→ **EXERCISE INSTRUCTIONS**
Copy the full set of lines exactly as given.

___ TASK MATERIAL ___

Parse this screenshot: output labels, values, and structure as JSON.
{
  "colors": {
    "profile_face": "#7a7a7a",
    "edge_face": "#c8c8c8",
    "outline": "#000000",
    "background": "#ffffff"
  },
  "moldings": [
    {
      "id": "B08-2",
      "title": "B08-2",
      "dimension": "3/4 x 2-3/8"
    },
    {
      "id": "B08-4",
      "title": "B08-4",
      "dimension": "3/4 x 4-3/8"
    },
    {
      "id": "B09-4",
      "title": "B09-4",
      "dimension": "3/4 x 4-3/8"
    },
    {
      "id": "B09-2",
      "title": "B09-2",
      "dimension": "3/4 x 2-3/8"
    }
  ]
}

___

→ **WRITTEN RESPONSE**
Parse this screenshot: output labels, values, and structure as JSON.
{
  "colors": {
    "profile_face": "#7a7a7a",
    "edge_face": "#c8c8c8",
    "outline": "#000000",
    "background": "#ffffff"
  },
  "moldings": [
    {
      "id": "B08-2",
      "title": "B08-2",
      "dimension": "3/4 x 2-3/8"
    },
    {
      "id": "B08-4",
      "title": "B08-4",
      "dimension": "3/4 x 4-3/8"
    },
    {
      "id": "B09-4",
      "title": "B09-4",
      "dimension": "3/4 x 4-3/8"
    },
    {
      "id": "B09-2",
      "title": "B09-2",
      "dimension": "3/4 x 2-3/8"
    }
  ]
}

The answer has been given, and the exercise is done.